>>>>>

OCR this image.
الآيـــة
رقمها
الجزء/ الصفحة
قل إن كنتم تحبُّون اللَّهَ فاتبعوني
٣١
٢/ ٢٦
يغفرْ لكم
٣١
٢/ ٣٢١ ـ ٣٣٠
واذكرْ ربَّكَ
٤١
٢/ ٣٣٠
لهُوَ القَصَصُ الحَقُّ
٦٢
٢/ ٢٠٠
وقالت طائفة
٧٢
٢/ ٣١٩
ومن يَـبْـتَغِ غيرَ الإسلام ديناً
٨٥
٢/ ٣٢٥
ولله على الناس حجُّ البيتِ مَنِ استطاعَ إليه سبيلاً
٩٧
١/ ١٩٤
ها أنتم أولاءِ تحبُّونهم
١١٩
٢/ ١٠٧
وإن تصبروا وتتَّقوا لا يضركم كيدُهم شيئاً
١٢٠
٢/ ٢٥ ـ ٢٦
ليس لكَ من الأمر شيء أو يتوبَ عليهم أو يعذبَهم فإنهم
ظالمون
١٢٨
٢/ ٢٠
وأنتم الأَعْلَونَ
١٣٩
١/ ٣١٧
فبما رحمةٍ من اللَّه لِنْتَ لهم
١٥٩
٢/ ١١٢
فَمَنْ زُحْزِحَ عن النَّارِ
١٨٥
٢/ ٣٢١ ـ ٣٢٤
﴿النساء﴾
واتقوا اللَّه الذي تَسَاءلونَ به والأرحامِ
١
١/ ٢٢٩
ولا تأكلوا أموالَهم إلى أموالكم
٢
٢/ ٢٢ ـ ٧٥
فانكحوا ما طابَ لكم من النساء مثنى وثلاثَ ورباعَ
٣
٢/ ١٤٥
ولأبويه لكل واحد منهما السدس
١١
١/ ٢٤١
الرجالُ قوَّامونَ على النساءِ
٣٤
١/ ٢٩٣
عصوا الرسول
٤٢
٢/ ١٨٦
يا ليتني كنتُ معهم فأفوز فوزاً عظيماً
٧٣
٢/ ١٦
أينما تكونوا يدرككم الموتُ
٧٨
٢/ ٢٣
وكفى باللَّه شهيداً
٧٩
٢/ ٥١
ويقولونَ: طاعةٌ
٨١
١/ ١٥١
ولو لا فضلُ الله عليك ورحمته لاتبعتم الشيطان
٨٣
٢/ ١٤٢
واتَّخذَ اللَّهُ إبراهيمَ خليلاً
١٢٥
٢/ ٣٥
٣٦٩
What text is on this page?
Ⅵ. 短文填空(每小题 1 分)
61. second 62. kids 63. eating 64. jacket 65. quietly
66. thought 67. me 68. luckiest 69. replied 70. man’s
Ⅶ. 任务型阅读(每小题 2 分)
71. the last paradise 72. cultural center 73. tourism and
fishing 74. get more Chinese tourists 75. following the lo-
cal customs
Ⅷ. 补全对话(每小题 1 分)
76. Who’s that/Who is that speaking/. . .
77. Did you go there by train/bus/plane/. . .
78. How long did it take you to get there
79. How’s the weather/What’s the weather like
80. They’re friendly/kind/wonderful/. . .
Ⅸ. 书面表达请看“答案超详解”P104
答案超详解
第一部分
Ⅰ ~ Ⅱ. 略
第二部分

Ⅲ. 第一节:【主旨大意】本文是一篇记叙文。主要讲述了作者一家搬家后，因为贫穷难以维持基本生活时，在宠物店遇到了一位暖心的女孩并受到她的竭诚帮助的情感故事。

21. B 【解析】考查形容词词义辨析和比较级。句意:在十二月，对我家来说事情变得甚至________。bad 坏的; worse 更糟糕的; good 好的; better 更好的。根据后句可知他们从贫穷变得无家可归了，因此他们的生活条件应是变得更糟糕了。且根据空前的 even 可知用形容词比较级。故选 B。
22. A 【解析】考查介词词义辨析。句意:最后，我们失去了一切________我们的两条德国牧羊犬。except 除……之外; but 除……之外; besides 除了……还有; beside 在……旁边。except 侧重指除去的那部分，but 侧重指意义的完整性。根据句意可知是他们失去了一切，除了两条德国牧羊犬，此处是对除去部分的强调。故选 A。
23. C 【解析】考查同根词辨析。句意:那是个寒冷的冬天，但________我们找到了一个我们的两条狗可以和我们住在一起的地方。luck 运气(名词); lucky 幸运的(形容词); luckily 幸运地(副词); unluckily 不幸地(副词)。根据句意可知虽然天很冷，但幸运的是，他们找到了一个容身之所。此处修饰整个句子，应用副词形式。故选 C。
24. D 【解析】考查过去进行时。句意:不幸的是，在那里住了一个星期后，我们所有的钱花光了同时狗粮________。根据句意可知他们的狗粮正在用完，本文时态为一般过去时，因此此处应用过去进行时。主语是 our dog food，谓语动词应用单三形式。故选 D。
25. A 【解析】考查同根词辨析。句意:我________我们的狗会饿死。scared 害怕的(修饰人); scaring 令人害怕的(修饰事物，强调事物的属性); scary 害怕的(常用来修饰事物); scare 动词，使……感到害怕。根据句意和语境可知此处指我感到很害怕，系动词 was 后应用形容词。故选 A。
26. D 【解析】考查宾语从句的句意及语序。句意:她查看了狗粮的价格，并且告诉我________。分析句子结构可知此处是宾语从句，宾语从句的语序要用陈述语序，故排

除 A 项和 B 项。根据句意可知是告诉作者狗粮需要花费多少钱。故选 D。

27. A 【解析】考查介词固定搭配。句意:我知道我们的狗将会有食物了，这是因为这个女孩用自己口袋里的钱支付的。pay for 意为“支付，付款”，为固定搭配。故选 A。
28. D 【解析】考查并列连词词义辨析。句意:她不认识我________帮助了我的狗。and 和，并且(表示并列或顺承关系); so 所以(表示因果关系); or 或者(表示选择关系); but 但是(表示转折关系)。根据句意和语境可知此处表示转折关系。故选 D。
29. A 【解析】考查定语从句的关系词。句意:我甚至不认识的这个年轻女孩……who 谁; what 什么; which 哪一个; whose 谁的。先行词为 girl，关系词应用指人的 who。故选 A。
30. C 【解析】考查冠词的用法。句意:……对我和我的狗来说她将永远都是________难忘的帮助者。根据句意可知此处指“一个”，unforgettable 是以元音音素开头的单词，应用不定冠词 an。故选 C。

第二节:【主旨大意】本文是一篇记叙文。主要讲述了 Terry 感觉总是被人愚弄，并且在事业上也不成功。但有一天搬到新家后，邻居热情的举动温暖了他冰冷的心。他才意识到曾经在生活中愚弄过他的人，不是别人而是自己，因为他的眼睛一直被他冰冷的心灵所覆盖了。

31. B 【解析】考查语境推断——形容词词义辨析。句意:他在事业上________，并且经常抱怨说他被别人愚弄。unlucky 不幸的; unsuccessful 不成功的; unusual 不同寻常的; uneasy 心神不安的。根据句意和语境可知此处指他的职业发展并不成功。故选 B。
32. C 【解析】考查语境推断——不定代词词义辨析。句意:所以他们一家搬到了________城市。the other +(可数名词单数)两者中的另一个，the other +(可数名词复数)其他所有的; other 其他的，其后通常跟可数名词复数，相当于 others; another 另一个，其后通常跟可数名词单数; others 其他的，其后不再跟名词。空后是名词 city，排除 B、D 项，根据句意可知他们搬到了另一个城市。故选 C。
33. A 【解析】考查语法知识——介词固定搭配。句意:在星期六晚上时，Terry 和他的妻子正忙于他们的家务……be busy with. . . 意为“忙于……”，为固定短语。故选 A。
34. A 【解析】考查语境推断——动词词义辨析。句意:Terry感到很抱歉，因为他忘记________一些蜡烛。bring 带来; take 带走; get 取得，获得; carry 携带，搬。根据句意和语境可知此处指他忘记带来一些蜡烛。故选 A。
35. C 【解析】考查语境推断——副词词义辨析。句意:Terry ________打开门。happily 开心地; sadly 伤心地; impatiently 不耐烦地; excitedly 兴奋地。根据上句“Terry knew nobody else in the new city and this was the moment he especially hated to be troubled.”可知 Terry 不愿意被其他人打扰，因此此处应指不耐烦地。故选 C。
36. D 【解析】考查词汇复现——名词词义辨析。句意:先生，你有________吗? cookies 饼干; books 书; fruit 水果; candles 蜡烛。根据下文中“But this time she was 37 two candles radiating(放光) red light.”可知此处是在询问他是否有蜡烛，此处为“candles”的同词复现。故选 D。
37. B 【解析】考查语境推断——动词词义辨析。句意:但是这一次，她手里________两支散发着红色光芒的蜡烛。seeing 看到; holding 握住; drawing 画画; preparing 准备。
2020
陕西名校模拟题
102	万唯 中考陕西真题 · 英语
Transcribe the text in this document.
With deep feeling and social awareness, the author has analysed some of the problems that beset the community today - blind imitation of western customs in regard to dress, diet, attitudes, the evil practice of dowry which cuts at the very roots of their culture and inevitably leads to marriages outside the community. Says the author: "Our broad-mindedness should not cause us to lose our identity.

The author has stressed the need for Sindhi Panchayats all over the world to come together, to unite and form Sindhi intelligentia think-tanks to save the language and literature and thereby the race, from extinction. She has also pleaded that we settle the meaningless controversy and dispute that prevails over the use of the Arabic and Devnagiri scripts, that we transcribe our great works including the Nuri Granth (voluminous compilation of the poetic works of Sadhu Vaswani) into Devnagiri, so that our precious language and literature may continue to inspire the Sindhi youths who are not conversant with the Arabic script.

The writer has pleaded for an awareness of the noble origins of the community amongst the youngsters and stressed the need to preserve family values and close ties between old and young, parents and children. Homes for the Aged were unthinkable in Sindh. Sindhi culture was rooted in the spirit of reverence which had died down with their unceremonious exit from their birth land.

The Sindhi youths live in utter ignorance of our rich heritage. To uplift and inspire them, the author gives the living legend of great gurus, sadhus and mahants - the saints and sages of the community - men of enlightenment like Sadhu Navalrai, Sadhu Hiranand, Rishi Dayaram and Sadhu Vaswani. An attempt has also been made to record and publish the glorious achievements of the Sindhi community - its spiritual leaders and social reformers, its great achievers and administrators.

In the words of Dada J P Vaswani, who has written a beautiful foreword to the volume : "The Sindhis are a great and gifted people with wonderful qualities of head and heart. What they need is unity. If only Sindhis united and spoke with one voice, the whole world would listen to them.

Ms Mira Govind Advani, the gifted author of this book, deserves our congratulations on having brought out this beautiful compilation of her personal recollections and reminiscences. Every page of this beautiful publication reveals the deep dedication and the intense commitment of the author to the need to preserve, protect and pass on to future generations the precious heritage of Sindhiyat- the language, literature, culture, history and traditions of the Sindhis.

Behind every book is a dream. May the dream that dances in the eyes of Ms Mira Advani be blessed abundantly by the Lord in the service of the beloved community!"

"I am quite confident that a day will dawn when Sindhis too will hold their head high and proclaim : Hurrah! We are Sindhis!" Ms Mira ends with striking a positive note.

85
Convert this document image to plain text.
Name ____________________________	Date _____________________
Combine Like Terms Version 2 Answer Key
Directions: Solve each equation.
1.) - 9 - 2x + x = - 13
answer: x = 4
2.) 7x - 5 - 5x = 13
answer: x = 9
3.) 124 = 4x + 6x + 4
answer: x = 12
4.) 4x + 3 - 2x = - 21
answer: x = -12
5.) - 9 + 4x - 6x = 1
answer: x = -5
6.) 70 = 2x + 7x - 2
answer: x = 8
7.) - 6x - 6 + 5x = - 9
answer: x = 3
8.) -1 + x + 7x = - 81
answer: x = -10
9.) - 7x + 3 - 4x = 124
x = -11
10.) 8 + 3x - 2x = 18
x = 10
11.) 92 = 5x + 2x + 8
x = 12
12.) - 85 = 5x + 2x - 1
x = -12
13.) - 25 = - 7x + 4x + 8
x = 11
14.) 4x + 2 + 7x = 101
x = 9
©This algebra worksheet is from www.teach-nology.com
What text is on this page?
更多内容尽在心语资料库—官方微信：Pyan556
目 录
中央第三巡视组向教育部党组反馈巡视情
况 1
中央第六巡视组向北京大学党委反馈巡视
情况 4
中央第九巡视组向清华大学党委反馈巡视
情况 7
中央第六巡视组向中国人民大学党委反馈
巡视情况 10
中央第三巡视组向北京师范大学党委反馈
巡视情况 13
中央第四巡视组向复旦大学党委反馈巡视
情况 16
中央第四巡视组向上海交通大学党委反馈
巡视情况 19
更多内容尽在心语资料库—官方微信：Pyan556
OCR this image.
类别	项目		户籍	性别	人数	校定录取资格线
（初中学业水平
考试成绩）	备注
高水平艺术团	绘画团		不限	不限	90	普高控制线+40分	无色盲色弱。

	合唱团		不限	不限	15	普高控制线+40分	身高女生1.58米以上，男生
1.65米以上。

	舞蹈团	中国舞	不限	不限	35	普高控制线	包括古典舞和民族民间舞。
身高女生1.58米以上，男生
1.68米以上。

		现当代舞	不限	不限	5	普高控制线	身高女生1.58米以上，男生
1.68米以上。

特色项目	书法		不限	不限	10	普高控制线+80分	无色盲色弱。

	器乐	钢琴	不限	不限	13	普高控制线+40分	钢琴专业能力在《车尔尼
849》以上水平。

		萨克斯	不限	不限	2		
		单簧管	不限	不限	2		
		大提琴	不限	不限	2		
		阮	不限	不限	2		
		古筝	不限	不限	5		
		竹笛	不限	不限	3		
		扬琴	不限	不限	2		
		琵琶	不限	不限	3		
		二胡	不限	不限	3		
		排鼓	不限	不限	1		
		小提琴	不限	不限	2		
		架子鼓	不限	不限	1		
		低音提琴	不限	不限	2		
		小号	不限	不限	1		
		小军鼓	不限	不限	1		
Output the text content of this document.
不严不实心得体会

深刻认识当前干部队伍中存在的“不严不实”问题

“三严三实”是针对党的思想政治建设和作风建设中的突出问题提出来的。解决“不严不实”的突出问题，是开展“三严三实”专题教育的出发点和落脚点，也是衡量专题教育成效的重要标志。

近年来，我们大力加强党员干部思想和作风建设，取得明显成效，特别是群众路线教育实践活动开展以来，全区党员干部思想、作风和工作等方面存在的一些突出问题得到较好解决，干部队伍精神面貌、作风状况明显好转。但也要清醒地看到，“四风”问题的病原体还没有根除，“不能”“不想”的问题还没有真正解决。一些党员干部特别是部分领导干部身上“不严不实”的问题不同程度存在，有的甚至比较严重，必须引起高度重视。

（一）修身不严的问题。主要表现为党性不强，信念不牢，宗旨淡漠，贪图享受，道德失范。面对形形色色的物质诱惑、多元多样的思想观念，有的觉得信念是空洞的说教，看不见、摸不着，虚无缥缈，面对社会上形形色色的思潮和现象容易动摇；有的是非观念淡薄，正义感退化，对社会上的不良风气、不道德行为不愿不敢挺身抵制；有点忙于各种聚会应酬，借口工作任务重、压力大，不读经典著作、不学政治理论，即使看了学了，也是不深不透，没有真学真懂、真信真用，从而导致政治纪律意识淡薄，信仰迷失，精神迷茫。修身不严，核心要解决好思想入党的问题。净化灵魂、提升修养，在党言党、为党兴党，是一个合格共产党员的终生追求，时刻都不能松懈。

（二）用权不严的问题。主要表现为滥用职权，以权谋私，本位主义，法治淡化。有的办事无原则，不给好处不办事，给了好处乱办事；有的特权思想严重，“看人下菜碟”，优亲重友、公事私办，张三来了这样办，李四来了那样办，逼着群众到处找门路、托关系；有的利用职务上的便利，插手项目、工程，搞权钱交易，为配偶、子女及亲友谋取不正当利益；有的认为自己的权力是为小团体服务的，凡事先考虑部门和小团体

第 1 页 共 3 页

<<<<<

• [Exercise objective]
Gather each line of the records holding the string "text".

• [Solution for this exercise]
What text is on this page?
Transcribe the text in this document.
Convert this document image to plain text.
What text is on this page?
Output the text content of this document.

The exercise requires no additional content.